## Task details
Copy each line of the material below that includes the string "Inversiones".
------------------------------------
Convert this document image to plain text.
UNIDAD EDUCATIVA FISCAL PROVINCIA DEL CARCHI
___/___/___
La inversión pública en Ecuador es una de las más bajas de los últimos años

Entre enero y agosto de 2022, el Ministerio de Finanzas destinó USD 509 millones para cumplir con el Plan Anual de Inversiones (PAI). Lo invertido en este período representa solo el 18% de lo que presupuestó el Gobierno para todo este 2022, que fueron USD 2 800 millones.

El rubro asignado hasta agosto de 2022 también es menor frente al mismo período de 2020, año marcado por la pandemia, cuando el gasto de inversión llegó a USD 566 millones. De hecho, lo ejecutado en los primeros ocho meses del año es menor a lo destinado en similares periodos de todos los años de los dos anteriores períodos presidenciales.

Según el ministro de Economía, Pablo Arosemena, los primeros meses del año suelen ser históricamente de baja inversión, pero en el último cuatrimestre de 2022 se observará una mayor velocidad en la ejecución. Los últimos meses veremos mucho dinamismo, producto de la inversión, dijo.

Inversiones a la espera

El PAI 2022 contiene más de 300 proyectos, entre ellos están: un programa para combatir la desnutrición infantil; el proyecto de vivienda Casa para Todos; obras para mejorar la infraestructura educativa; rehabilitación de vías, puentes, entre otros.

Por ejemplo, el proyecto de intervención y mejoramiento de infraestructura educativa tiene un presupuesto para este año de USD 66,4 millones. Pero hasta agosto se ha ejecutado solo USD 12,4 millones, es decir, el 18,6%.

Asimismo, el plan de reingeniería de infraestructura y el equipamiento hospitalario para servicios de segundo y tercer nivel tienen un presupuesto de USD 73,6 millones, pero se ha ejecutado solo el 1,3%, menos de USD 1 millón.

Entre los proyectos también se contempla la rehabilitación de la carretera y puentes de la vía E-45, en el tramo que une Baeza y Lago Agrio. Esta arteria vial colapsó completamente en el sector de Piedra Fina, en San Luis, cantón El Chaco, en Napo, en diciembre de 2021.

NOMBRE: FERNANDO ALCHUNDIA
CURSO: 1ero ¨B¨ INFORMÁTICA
------------------------------------
## Written solution
Entre enero y agosto de 2022, el Ministerio de Finanzas destinó USD 509 millones para cumplir con el Plan Anual de Inversiones (PAI). Lo invertido en este período representa solo el 18% de lo que presupuestó el Gobierno para todo este 2022, que fueron USD 2 800 millones.
Inversiones a la espera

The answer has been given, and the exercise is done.